> _WRITTEN EXERCISE 1_:
In the Time Tagger example, which helper method adds a new Correlation measurement?
> _WRITTEN EXERCISE 2_:
Copy the part of the Time Tagger example that begins at the words "Qcodes example with" and stops after "the measured data.", changing "fairly dynamic" to "highly dynamic".

> _READING TEXT_:

** start **

Qcodes example with Swabian Instruments Time Tagger

from qcodes_contrib_drivers.drivers.SwabianInstruments.Swabian_Instruments_Time_Tagger import TimeTagger

The driver wraps the TimeTagger python API provided by Swabian Instruments (download here). As the API is very object-oriented, the QCoDeS driver is fairly dynamic in that, for each new measurement type, a new InstrumentChannel of the corresponding type is added to the main instrument. These channels have parameters which correspond to the instantiation arguments of the API objects, as well as gettable parameters which correspond to the measured data.

For more information on the driver design, see the SwabianInstruments/Swabian_Instruments_Time_Tagger.py module docstring.

tagger = TimeTagger('tagger')

Connected to: Swabian Instruments Time Tagger 20 (serial:1234567AB8, firmware:TT-20, FW4, OK 3.1) in 1.40s

Measurements

The tagger instrument has submodules (channel lists) for each type of measurement or virtual channel that is implemented and which are at first empty:

tagger.submodules

{'synchronized_measurements': <TimeTaggerSynchronizedMeasurements: tagger_synchronized_measurements of TimeTagger: tagger>,
 'correlation_measurements': ChannelList(<TimeTagger: tagger>, CorrelationMeasurement, []),
 'combiner_virtual_channels': ChannelList(<TimeTagger: tagger>, CombinerVirtualChannel, []),
 'count_rate_measurements': ChannelList(<TimeTagger: tagger>, CountRateMeasurement, []),
 'histogram_log_bins_measurements': ChannelList(<TimeTagger: tagger>, HistogramLogBinsMeasurement, []),
 'counter_measurements': ChannelList(<TimeTagger: tagger>, CounterMeasurement, []),
 'coincidence_virtual_channels': ChannelList(<TimeTagger: tagger>, CoincidenceVirtualChannel, [])}

To add for example a new Correlation measurement, use the automatically generated helper method add_correlation_measurement, which adds a CorrelationMeasurement channel to the correlation_measurements channel list.

** end **

> _DATA SHOWN_:
** start **

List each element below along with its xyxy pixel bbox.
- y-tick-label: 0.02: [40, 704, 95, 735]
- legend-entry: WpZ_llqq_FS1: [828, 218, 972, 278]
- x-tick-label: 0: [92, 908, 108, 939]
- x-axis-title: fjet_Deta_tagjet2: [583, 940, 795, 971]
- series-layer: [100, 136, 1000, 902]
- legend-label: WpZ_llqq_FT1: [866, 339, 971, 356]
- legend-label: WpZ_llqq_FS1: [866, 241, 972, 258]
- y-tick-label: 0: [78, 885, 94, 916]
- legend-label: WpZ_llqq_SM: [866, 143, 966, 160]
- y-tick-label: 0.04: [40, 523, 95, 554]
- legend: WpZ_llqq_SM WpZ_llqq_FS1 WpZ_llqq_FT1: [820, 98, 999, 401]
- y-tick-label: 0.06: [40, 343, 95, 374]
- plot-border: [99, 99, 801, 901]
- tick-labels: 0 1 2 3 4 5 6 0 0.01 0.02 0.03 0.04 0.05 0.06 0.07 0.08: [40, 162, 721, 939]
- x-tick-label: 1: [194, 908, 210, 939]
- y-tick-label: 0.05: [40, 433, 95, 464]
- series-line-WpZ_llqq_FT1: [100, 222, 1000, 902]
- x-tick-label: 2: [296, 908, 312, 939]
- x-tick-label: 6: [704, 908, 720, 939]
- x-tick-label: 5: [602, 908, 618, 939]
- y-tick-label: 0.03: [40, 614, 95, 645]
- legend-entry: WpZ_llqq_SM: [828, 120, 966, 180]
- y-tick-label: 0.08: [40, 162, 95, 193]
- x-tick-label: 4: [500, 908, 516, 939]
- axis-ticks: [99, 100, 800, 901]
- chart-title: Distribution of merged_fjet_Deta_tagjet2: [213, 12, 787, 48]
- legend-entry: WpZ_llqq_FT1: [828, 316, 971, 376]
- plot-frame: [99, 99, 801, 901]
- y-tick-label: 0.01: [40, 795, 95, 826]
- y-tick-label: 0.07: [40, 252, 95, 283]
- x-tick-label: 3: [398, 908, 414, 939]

** end **

> _RIGHT ANSWER 1_:
add_correlation_measurement

> _RIGHT ANSWER 2_:
Qcodes example with Swabian Instruments Time Tagger

from qcodes_contrib_drivers.drivers.SwabianInstruments.Swabian_Instruments_Time_Tagger import TimeTagger

The driver wraps the TimeTagger python API provided by Swabian Instruments (download here). As the API is very object-oriented, the QCoDeS driver is highly dynamic in that, for each new measurement type, a new InstrumentChannel of the corresponding type is added to the main instrument. These channels have parameters which correspond to the instantiation arguments of the API objects, as well as gettable parameters which correspond to the measured data.